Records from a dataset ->
■ ■ ■ ■

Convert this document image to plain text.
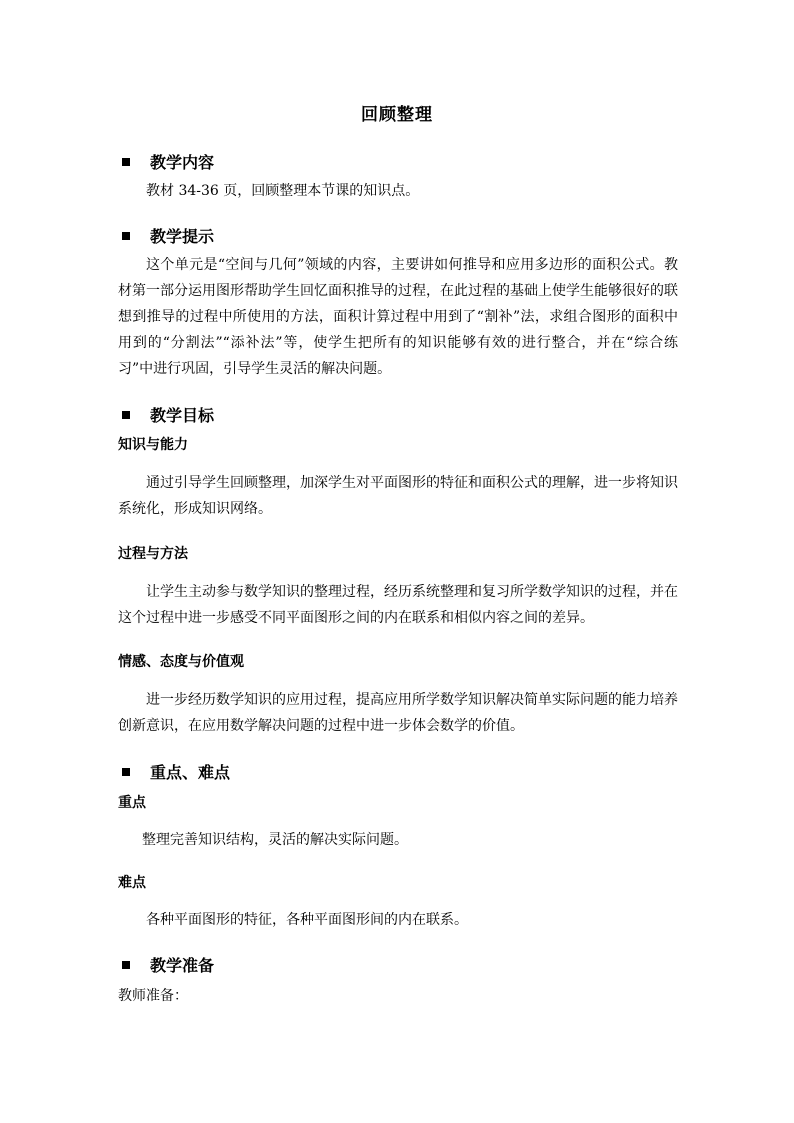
回顾整理
教学内容

教材 34-36 页，回顾整理本节课的知识点。

教学提示

这个单元是“空间与几何”领域的内容，主要讲如何推导和应用多边形的面积公式。教材第一部分运用图形帮助学生回忆面积推导的过程，在此过程的基础上使学生能够很好的联想到推导的过程中所使用的方法，面积计算过程中用到了“割补”法，求组合图形的面积中用到的“分割法”“添补法”等，使学生把所有的知识能够有效的进行整合，并在“综合练习”中进行巩固，引导学生灵活的解决问题。

教学目标
知识与能力

通过引导学生回顾整理，加深学生对平面图形的特征和面积公式的理解，进一步将知识系统化，形成知识网络。

过程与方法

让学生主动参与数学知识的整理过程，经历系统整理和复习所学数学知识的过程，并在这个过程中进一步感受不同平面图形之间的内在联系和相似内容之间的差异。

情感、态度与价值观

进一步经历数学知识的应用过程，提高应用所学数学知识解决简单实际问题的能力培养创新意识，在应用数学解决问题的过程中进一步体会数学的价值。

重点、难点
重点

整理完善知识结构，灵活的解决实际问题。

难点

各种平面图形的特征，各种平面图形间的内在联系。

教学准备

教师准备：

■ ■ ■ ■

Short exercise ->
Write out the whole listing again, exactly, with no pictures.

Answer to this problem ->
Convert this document image to plain text.
回顾整理
教学内容

教材 34-36 页，回顾整理本节课的知识点。

教学提示

这个单元是“空间与几何”领域的内容，主要讲如何推导和应用多边形的面积公式。教材第一部分运用图形帮助学生回忆面积推导的过程，在此过程的基础上使学生能够很好的联想到推导的过程中所使用的方法，面积计算过程中用到了“割补”法，求组合图形的面积中用到的“分割法”“添补法”等，使学生把所有的知识能够有效的进行整合，并在“综合练习”中进行巩固，引导学生灵活的解决问题。

教学目标
知识与能力

通过引导学生回顾整理，加深学生对平面图形的特征和面积公式的理解，进一步将知识系统化，形成知识网络。

过程与方法

让学生主动参与数学知识的整理过程，经历系统整理和复习所学数学知识的过程，并在这个过程中进一步感受不同平面图形之间的内在联系和相似内容之间的差异。

情感、态度与价值观

进一步经历数学知识的应用过程，提高应用所学数学知识解决简单实际问题的能力培养创新意识，在应用数学解决问题的过程中进一步体会数学的价值。

重点、难点
重点

整理完善知识结构，灵活的解决实际问题。

难点

各种平面图形的特征，各种平面图形间的内在联系。

教学准备

教师准备：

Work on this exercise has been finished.